— Start Extracted information —
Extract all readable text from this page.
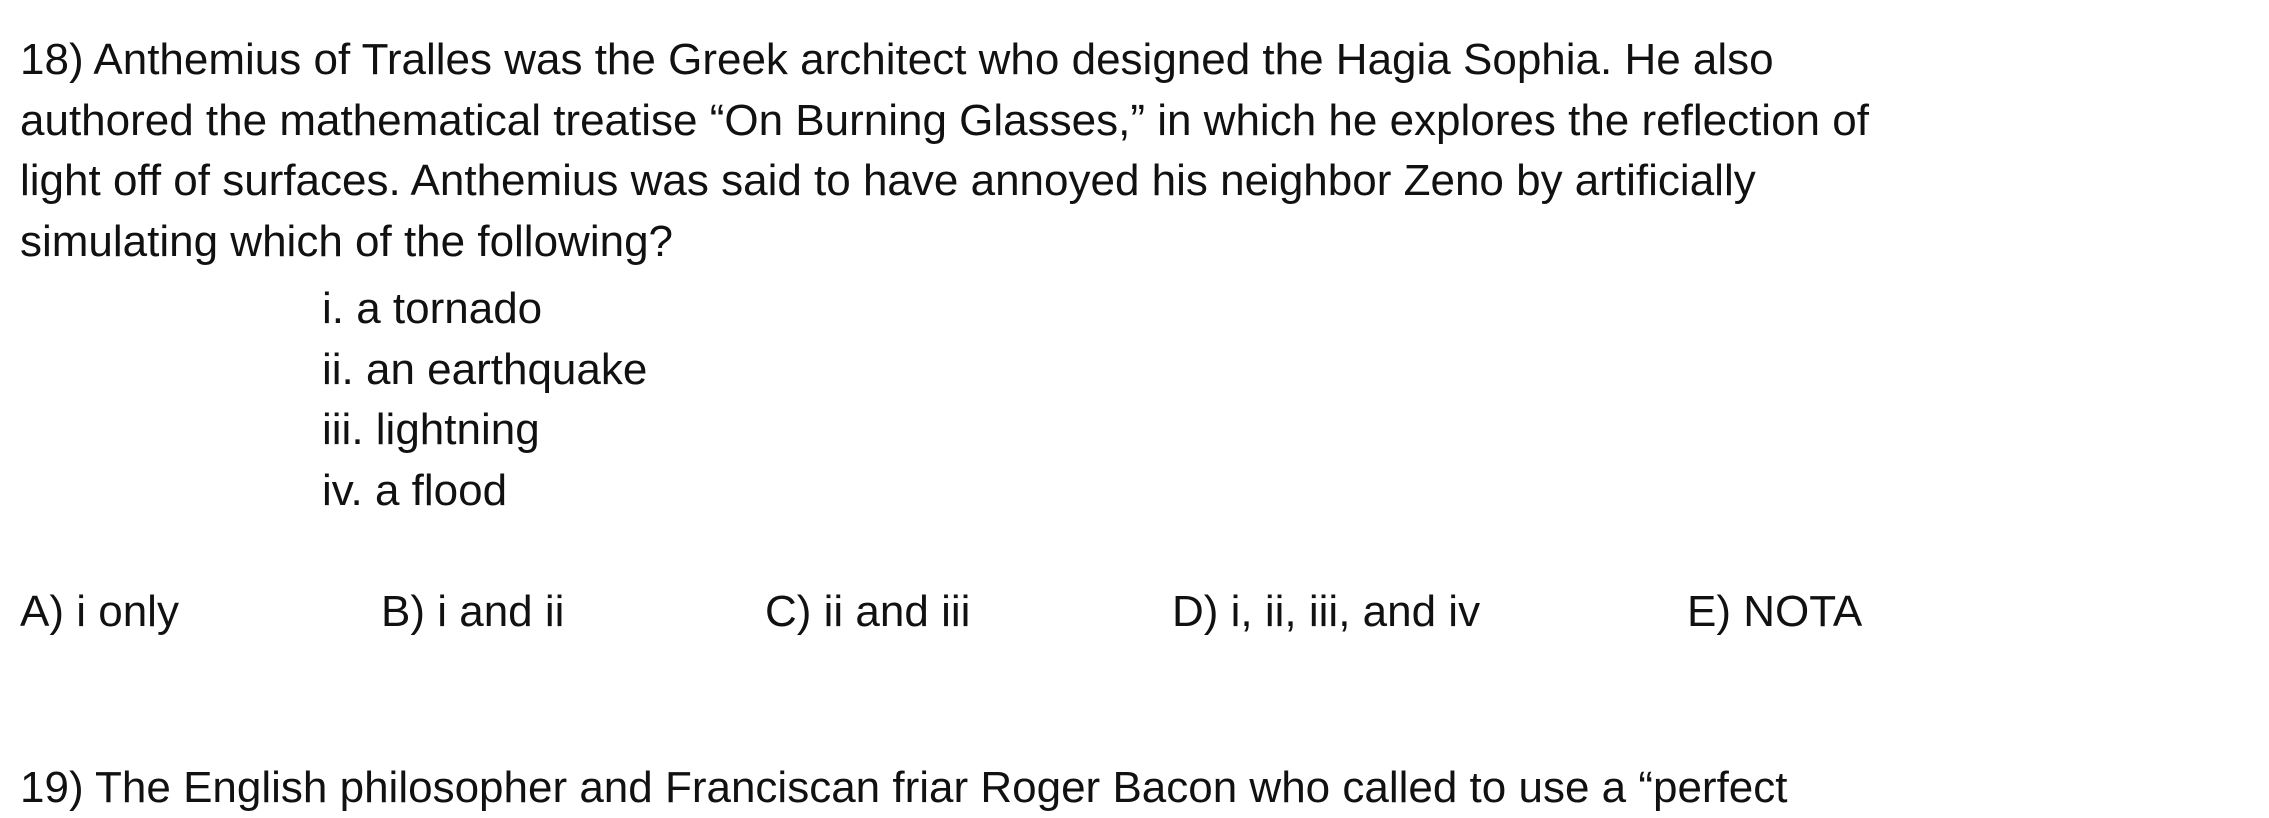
18) Anthemius of Tralles was the Greek architect who designed the Hagia Sophia. He also
authored the mathematical treatise “On Burning Glasses,” in which he explores the reflection of
light off of surfaces. Anthemius was said to have annoyed his neighbor Zeno by artificially
simulating which of the following?
i. a tornado
ii. an earthquake
iii. lightning
iv. a flood
A) i only	B) i and ii	C) ii and iii	D) i, ii, iii, and iv	E) NOTA
19) The English philosopher and Franciscan friar Roger Bacon who called to use a “perfect
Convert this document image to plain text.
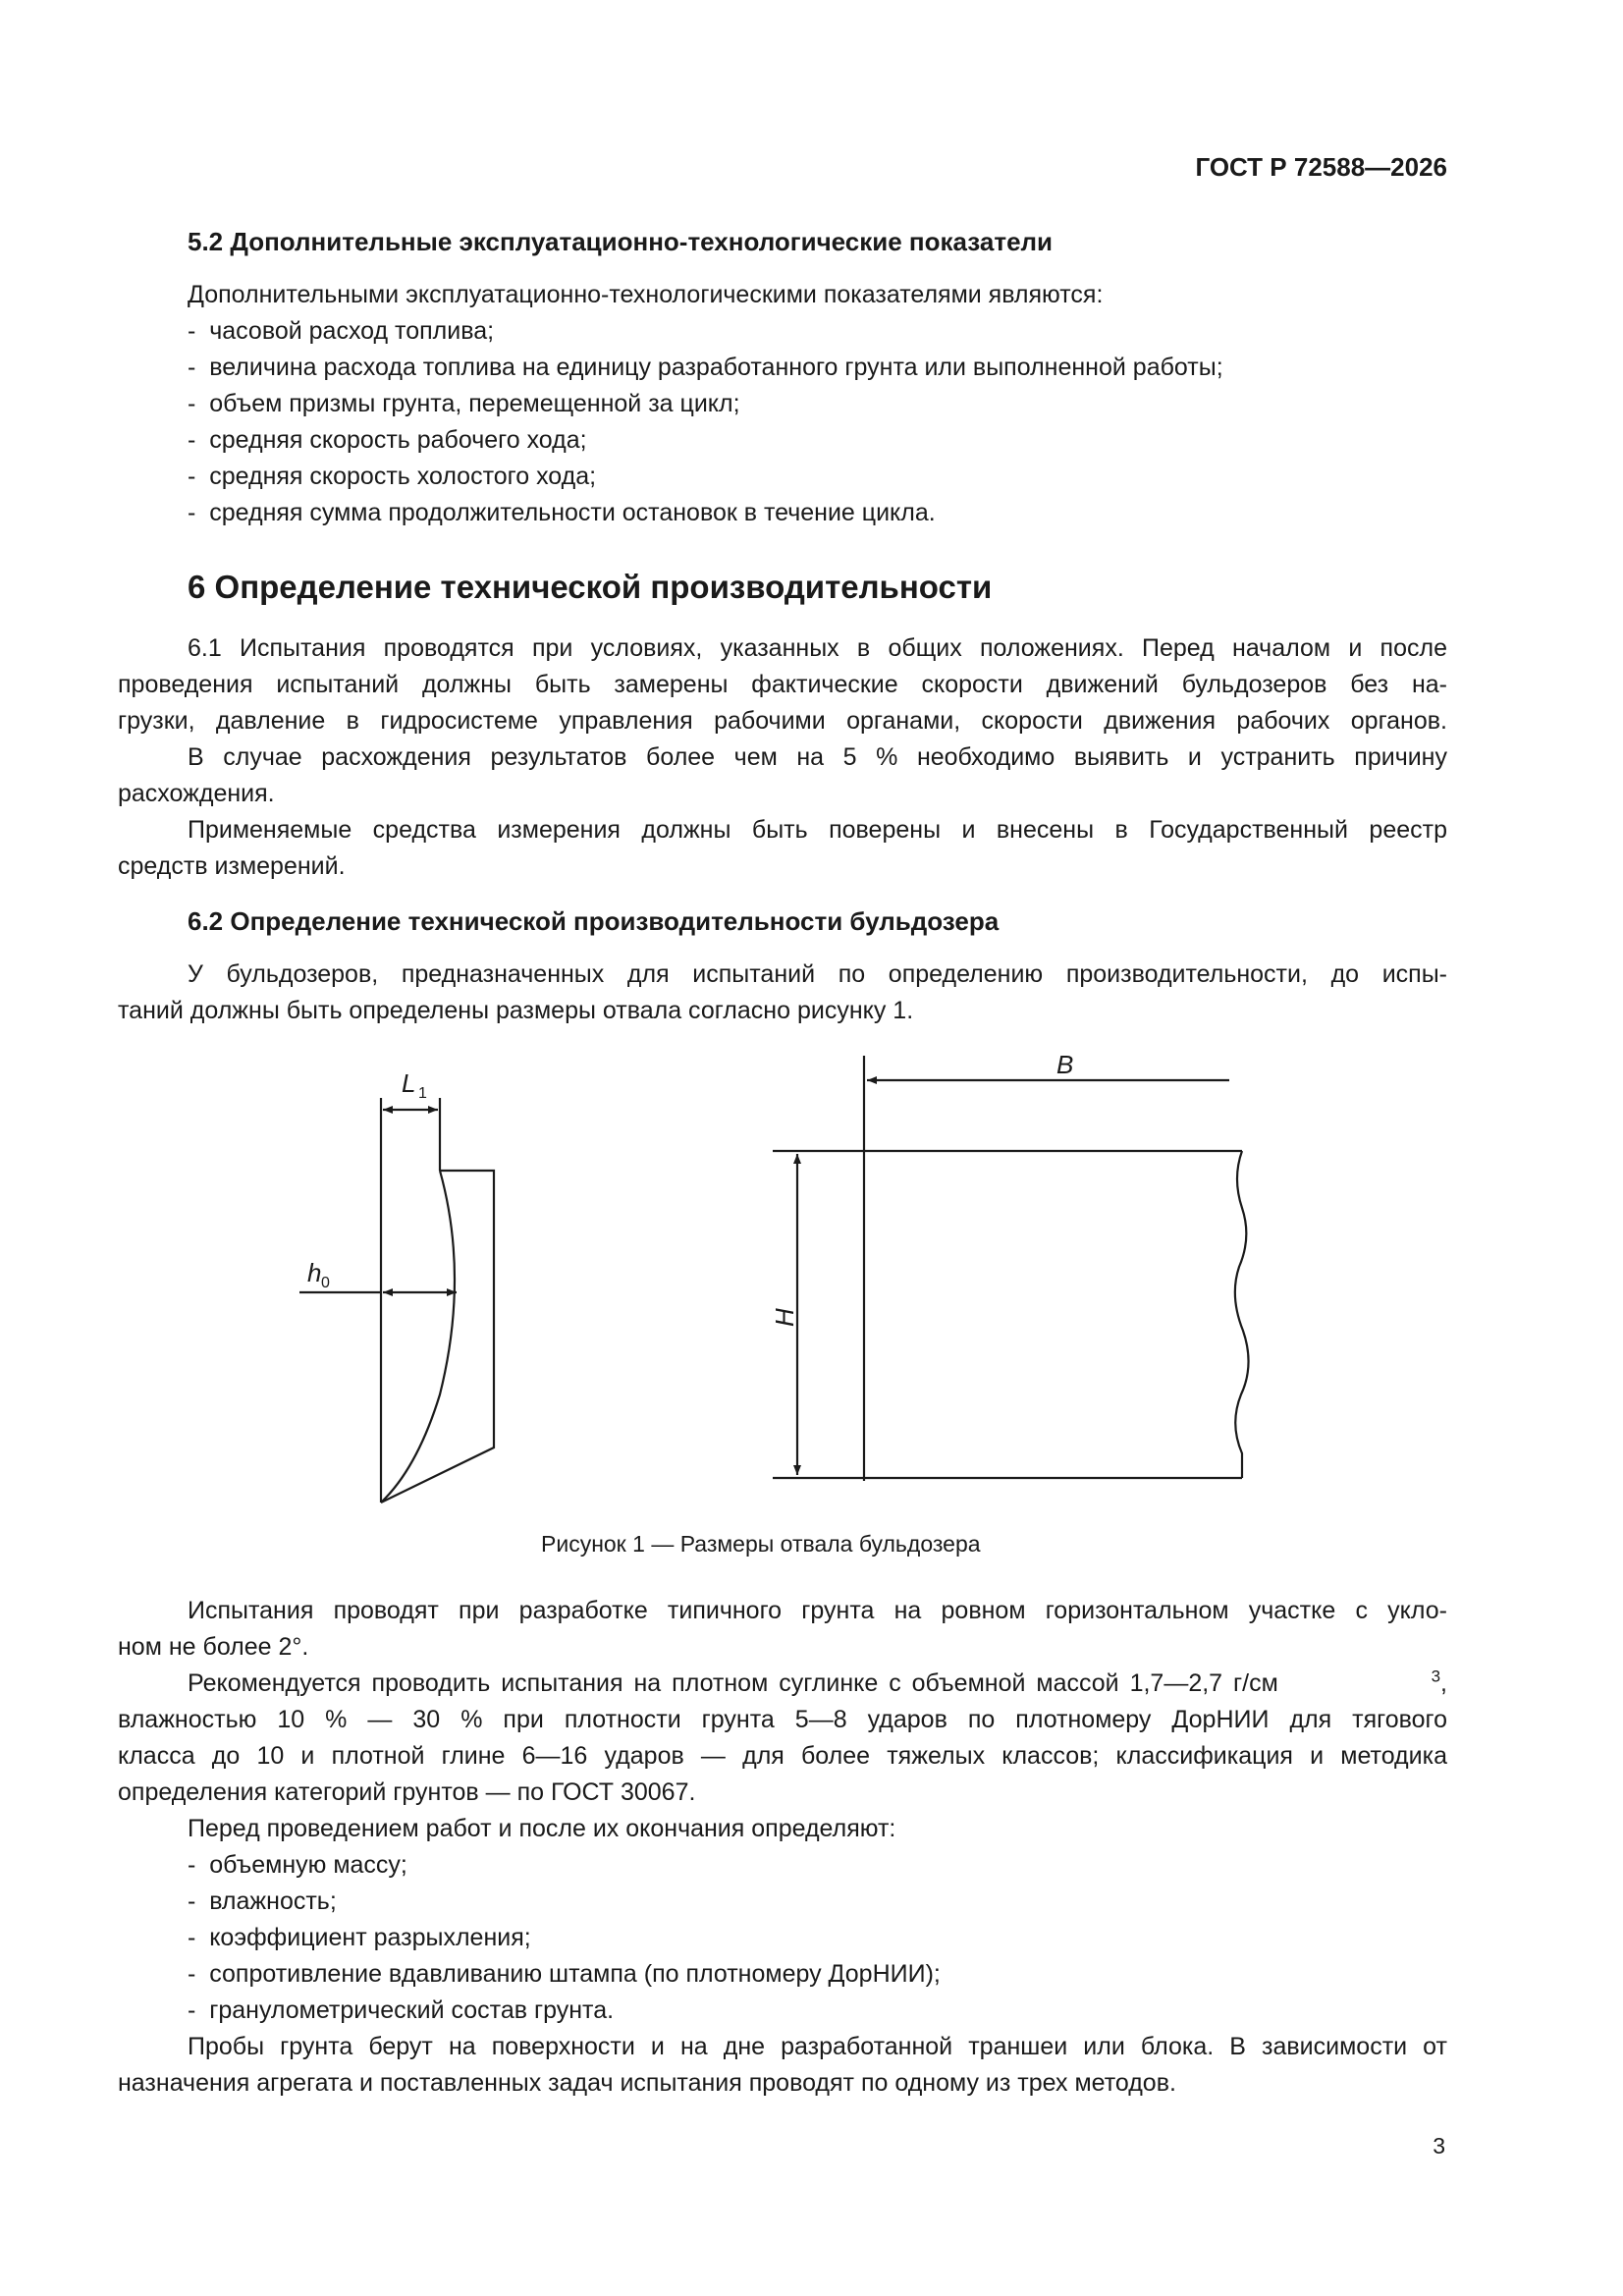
ГОСТ Р 72588—2026
5.2 Дополнительные эксплуатационно-технологические показатели
Дополнительными эксплуатационно-технологическими показателями являются:
-  часовой расход топлива;
-  величина расхода топлива на единицу разработанного грунта или выполненной работы;
-  объем призмы грунта, перемещенной за цикл;
-  средняя скорость рабочего хода;
-  средняя скорость холостого хода;
-  средняя сумма продолжительности остановок в течение цикла.
6 Определение технической производительности
6.1 Испытания проводятся при условиях, указанных в общих положениях. Перед началом и после
проведения испытаний должны быть замерены фактические скорости движений бульдозеров без на-
грузки, давление в гидросистеме управления рабочими органами, скорости движения рабочих органов.
В случае расхождения результатов более чем на 5 % необходимо выявить и устранить причину
расхождения.
Применяемые средства измерения должны быть поверены и внесены в Государственный реестр
средств измерений.
6.2 Определение технической производительности бульдозера
У бульдозеров, предназначенных для испытаний по определению производительности, до испы-
таний должны быть определены размеры отвала согласно рисунку 1.
L 1
h 0
B
H
Рисунок 1 — Размеры отвала бульдозера
Испытания проводят при разработке типичного грунта на ровном горизонтальном участке с укло-
ном не более 2°.
Рекомендуется проводить испытания на плотном суглинке с объемной массой 1,7—2,7 г/см	$^3$,
влажностью 10 % — 30 % при плотности грунта 5—8 ударов по плотномеру ДорНИИ для тягового
класса до 10 и плотной глине 6—16 ударов — для более тяжелых классов; классификация и методика
определения категорий грунтов — по ГОСТ 30067.
Перед проведением работ и после их окончания определяют:
-  объемную массу;
-  влажность;
-  коэффициент разрыхления;
-  сопротивление вдавливанию штампа (по плотномеру ДорНИИ);
-  гранулометрический состав грунта.
Пробы грунта берут на поверхности и на дне разработанной траншеи или блока. В зависимости от
назначения агрегата и поставленных задач испытания проводят по одному из трех методов.
3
— End Extracted information —
Your task is to transcribe all of the records precisely, with no images included.

Extract all readable text from this page.
18) Anthemius of Tralles was the Greek architect who designed the Hagia Sophia. He also
authored the mathematical treatise “On Burning Glasses,” in which he explores the reflection of
light off of surfaces. Anthemius was said to have annoyed his neighbor Zeno by artificially
simulating which of the following?
i. a tornado
ii. an earthquake
iii. lightning
iv. a flood
A) i only	B) i and ii	C) ii and iii	D) i, ii, iii, and iv	E) NOTA
19) The English philosopher and Franciscan friar Roger Bacon who called to use a “perfect
Convert this document image to plain text.
ГОСТ Р 72588—2026
5.2 Дополнительные эксплуатационно-технологические показатели
Дополнительными эксплуатационно-технологическими показателями являются:
-  часовой расход топлива;
-  величина расхода топлива на единицу разработанного грунта или выполненной работы;
-  объем призмы грунта, перемещенной за цикл;
-  средняя скорость рабочего хода;
-  средняя скорость холостого хода;
-  средняя сумма продолжительности остановок в течение цикла.
6 Определение технической производительности
6.1 Испытания проводятся при условиях, указанных в общих положениях. Перед началом и после
проведения испытаний должны быть замерены фактические скорости движений бульдозеров без на-
грузки, давление в гидросистеме управления рабочими органами, скорости движения рабочих органов.
В случае расхождения результатов более чем на 5 % необходимо выявить и устранить причину
расхождения.
Применяемые средства измерения должны быть поверены и внесены в Государственный реестр
средств измерений.
6.2 Определение технической производительности бульдозера
У бульдозеров, предназначенных для испытаний по определению производительности, до испы-
таний должны быть определены размеры отвала согласно рисунку 1.
L 1
h 0
B
H
Рисунок 1 — Размеры отвала бульдозера
Испытания проводят при разработке типичного грунта на ровном горизонтальном участке с укло-
ном не более 2°.
Рекомендуется проводить испытания на плотном суглинке с объемной массой 1,7—2,7 г/см	$^3$,
влажностью 10 % — 30 % при плотности грунта 5—8 ударов по плотномеру ДорНИИ для тягового
класса до 10 и плотной глине 6—16 ударов — для более тяжелых классов; классификация и методика
определения категорий грунтов — по ГОСТ 30067.
Перед проведением работ и после их окончания определяют:
-  объемную массу;
-  влажность;
-  коэффициент разрыхления;
-  сопротивление вдавливанию штампа (по плотномеру ДорНИИ);
-  гранулометрический состав грунта.
Пробы грунта берут на поверхности и на дне разработанной траншеи или блока. В зависимости от
назначения агрегата и поставленных задач испытания проводят по одному из трех методов.
3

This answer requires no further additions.